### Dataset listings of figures
★ ★ ★ ★ ★

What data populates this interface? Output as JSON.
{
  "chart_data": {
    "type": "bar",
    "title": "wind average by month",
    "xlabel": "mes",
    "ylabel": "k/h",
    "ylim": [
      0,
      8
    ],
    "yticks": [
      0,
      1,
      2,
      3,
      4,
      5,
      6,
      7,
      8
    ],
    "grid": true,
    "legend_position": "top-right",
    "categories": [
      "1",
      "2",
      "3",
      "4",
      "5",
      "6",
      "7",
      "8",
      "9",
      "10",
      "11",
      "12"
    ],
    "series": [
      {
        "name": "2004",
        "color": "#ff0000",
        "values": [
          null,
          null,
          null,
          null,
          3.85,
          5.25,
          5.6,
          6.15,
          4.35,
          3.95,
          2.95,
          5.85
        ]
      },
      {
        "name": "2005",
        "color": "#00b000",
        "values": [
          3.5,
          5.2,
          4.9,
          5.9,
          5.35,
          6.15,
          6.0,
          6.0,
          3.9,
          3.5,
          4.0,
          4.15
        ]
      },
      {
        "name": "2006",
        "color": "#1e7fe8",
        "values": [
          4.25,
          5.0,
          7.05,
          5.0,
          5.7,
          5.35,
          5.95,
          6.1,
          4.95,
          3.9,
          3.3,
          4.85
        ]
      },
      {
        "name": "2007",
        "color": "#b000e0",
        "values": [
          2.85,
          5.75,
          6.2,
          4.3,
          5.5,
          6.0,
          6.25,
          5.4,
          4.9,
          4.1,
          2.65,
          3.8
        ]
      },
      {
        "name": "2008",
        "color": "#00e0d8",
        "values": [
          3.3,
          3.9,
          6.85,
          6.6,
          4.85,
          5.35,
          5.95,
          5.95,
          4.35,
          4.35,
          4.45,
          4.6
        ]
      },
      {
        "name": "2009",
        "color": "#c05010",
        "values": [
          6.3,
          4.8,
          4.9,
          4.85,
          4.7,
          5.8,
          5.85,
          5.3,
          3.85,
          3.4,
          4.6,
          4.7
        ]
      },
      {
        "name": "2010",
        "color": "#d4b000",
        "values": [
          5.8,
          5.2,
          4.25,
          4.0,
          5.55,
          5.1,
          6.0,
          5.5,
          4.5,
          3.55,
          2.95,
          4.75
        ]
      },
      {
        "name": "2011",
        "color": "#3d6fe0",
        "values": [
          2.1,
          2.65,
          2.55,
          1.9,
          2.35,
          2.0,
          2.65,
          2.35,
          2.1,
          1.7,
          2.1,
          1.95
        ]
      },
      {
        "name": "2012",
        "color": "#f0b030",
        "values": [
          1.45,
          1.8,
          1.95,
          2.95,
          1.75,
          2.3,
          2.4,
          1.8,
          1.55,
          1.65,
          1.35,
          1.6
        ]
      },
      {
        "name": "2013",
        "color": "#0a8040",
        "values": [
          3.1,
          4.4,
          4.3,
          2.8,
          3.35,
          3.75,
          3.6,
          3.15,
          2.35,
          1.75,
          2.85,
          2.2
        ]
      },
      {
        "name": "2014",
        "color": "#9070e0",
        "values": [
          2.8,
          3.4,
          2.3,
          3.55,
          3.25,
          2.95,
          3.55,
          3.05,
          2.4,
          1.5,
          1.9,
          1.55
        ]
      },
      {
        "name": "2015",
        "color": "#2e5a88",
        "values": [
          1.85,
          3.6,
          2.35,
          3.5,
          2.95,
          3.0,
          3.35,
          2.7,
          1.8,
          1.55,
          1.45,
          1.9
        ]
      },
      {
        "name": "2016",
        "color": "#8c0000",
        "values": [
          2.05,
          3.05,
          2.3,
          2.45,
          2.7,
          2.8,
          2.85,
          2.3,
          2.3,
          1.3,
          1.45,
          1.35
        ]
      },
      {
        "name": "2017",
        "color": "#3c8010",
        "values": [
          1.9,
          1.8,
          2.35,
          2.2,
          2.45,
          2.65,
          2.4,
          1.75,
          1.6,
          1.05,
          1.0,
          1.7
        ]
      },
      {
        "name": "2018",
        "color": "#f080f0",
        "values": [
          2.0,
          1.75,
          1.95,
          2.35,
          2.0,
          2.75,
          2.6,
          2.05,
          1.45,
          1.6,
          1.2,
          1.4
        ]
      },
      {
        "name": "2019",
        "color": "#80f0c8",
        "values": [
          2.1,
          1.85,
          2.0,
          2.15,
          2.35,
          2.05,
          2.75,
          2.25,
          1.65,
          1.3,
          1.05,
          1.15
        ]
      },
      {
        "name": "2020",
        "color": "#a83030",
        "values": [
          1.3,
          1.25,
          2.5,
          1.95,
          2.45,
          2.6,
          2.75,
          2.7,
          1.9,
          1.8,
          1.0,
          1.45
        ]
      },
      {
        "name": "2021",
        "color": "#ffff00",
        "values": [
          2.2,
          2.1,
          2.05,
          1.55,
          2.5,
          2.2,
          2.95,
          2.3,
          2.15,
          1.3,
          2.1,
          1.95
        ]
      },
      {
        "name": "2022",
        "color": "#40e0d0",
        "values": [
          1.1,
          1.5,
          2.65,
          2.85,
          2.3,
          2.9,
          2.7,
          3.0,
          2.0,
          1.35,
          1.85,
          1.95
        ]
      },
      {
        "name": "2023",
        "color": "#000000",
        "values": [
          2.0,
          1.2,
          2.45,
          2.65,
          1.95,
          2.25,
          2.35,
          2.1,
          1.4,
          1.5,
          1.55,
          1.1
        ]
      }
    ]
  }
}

★ ★ ★ ★ ★

### WHAT THE TASK ASKS
Exactly reproduce all of the entries.

### RESULT
What data populates this interface? Output as JSON.
{
  "chart_data": {
    "type": "bar",
    "title": "wind average by month",
    "xlabel": "mes",
    "ylabel": "k/h",
    "ylim": [
      0,
      8
    ],
    "yticks": [
      0,
      1,
      2,
      3,
      4,
      5,
      6,
      7,
      8
    ],
    "grid": true,
    "legend_position": "top-right",
    "categories": [
      "1",
      "2",
      "3",
      "4",
      "5",
      "6",
      "7",
      "8",
      "9",
      "10",
      "11",
      "12"
    ],
    "series": [
      {
        "name": "2004",
        "color": "#ff0000",
        "values": [
          null,
          null,
          null,
          null,
          3.85,
          5.25,
          5.6,
          6.15,
          4.35,
          3.95,
          2.95,
          5.85
        ]
      },
      {
        "name": "2005",
        "color": "#00b000",
        "values": [
          3.5,
          5.2,
          4.9,
          5.9,
          5.35,
          6.15,
          6.0,
          6.0,
          3.9,
          3.5,
          4.0,
          4.15
        ]
      },
      {
        "name": "2006",
        "color": "#1e7fe8",
        "values": [
          4.25,
          5.0,
          7.05,
          5.0,
          5.7,
          5.35,
          5.95,
          6.1,
          4.95,
          3.9,
          3.3,
          4.85
        ]
      },
      {
        "name": "2007",
        "color": "#b000e0",
        "values": [
          2.85,
          5.75,
          6.2,
          4.3,
          5.5,
          6.0,
          6.25,
          5.4,
          4.9,
          4.1,
          2.65,
          3.8
        ]
      },
      {
        "name": "2008",
        "color": "#00e0d8",
        "values": [
          3.3,
          3.9,
          6.85,
          6.6,
          4.85,
          5.35,
          5.95,
          5.95,
          4.35,
          4.35,
          4.45,
          4.6
        ]
      },
      {
        "name": "2009",
        "color": "#c05010",
        "values": [
          6.3,
          4.8,
          4.9,
          4.85,
          4.7,
          5.8,
          5.85,
          5.3,
          3.85,
          3.4,
          4.6,
          4.7
        ]
      },
      {
        "name": "2010",
        "color": "#d4b000",
        "values": [
          5.8,
          5.2,
          4.25,
          4.0,
          5.55,
          5.1,
          6.0,
          5.5,
          4.5,
          3.55,
          2.95,
          4.75
        ]
      },
      {
        "name": "2011",
        "color": "#3d6fe0",
        "values": [
          2.1,
          2.65,
          2.55,
          1.9,
          2.35,
          2.0,
          2.65,
          2.35,
          2.1,
          1.7,
          2.1,
          1.95
        ]
      },
      {
        "name": "2012",
        "color": "#f0b030",
        "values": [
          1.45,
          1.8,
          1.95,
          2.95,
          1.75,
          2.3,
          2.4,
          1.8,
          1.55,
          1.65,
          1.35,
          1.6
        ]
      },
      {
        "name": "2013",
        "color": "#0a8040",
        "values": [
          3.1,
          4.4,
          4.3,
          2.8,
          3.35,
          3.75,
          3.6,
          3.15,
          2.35,
          1.75,
          2.85,
          2.2
        ]
      },
      {
        "name": "2014",
        "color": "#9070e0",
        "values": [
          2.8,
          3.4,
          2.3,
          3.55,
          3.25,
          2.95,
          3.55,
          3.05,
          2.4,
          1.5,
          1.9,
          1.55
        ]
      },
      {
        "name": "2015",
        "color": "#2e5a88",
        "values": [
          1.85,
          3.6,
          2.35,
          3.5,
          2.95,
          3.0,
          3.35,
          2.7,
          1.8,
          1.55,
          1.45,
          1.9
        ]
      },
      {
        "name": "2016",
        "color": "#8c0000",
        "values": [
          2.05,
          3.05,
          2.3,
          2.45,
          2.7,
          2.8,
          2.85,
          2.3,
          2.3,
          1.3,
          1.45,
          1.35
        ]
      },
      {
        "name": "2017",
        "color": "#3c8010",
        "values": [
          1.9,
          1.8,
          2.35,
          2.2,
          2.45,
          2.65,
          2.4,
          1.75,
          1.6,
          1.05,
          1.0,
          1.7
        ]
      },
      {
        "name": "2018",
        "color": "#f080f0",
        "values": [
          2.0,
          1.75,
          1.95,
          2.35,
          2.0,
          2.75,
          2.6,
          2.05,
          1.45,
          1.6,
          1.2,
          1.4
        ]
      },
      {
        "name": "2019",
        "color": "#80f0c8",
        "values": [
          2.1,
          1.85,
          2.0,
          2.15,
          2.35,
          2.05,
          2.75,
          2.25,
          1.65,
          1.3,
          1.05,
          1.15
        ]
      },
      {
        "name": "2020",
        "color": "#a83030",
        "values": [
          1.3,
          1.25,
          2.5,
          1.95,
          2.45,
          2.6,
          2.75,
          2.7,
          1.9,
          1.8,
          1.0,
          1.45
        ]
      },
      {
        "name": "2021",
        "color": "#ffff00",
        "values": [
          2.2,
          2.1,
          2.05,
          1.55,
          2.5,
          2.2,
          2.95,
          2.3,
          2.15,
          1.3,
          2.1,
          1.95
        ]
      },
      {
        "name": "2022",
        "color": "#40e0d0",
        "values": [
          1.1,
          1.5,
          2.65,
          2.85,
          2.3,
          2.9,
          2.7,
          3.0,
          2.0,
          1.35,
          1.85,
          1.95
        ]
      },
      {
        "name": "2023",
        "color": "#000000",
        "values": [
          2.0,
          1.2,
          2.45,
          2.65,
          1.95,
          2.25,
          2.35,
          2.1,
          1.4,
          1.5,
          1.55,
          1.1
        ]
      }
    ]
  }
}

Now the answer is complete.